GIVEN INSTRUCTION »
For every line in the data below that contains "الصوتي", copy the line.

Stored data:
★ ★ ★ ★ ★

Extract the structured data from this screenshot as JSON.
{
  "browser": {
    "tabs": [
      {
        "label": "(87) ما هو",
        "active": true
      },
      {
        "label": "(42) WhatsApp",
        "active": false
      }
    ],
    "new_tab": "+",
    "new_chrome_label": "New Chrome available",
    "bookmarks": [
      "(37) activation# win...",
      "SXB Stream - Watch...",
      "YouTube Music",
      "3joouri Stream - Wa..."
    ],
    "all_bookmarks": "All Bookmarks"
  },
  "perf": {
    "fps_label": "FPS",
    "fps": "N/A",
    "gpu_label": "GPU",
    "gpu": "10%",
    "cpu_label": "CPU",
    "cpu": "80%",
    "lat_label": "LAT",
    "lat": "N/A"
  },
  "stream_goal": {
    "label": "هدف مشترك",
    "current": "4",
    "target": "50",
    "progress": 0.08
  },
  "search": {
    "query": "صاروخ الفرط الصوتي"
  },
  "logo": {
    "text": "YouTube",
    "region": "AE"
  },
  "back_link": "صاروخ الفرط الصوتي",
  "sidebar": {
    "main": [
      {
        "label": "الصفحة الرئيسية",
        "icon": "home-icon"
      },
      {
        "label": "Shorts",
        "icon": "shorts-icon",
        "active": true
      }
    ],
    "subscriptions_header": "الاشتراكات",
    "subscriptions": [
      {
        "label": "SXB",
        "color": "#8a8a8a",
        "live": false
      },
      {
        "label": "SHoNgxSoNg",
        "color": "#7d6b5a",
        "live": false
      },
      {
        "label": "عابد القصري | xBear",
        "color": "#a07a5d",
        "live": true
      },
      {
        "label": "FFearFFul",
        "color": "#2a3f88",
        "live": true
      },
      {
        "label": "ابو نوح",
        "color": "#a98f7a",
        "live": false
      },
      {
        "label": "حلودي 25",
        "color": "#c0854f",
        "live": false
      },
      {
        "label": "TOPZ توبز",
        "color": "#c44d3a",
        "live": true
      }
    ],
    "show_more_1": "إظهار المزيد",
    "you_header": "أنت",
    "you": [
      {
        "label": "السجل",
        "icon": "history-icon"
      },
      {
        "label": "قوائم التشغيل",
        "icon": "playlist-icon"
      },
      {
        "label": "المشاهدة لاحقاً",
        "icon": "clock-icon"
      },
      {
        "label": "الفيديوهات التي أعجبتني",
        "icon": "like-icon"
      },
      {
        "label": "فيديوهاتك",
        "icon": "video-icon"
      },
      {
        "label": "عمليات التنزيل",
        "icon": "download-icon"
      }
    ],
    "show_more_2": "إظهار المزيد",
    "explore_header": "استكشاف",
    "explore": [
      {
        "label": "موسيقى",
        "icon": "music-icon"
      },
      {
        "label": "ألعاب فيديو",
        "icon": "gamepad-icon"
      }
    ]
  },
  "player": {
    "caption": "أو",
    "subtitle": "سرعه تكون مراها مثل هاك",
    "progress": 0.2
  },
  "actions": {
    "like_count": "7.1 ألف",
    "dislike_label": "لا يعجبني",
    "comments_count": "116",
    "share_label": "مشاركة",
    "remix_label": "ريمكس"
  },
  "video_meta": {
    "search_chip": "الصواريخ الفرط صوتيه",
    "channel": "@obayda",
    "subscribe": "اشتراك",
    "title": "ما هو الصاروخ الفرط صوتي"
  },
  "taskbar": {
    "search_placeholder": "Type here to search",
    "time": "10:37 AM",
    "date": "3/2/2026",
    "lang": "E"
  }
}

★ ★ ★ ★ ★

RIGHT ANSWER »
    "query": "صاروخ الفرط الصوتي"
  "back_link": "صاروخ الفرط الصوتي",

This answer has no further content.